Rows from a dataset
################

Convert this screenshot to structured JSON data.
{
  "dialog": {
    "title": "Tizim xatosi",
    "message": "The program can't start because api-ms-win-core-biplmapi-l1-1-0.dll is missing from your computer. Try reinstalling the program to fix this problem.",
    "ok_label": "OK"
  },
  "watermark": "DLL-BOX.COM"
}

################

### Do this
Copy every line exactly. Leave nothing out.

### Result of the exercise
Convert this screenshot to structured JSON data.
{
  "dialog": {
    "title": "Tizim xatosi",
    "message": "The program can't start because api-ms-win-core-biplmapi-l1-1-0.dll is missing from your computer. Try reinstalling the program to fix this problem.",
    "ok_label": "OK"
  },
  "watermark": "DLL-BOX.COM"
}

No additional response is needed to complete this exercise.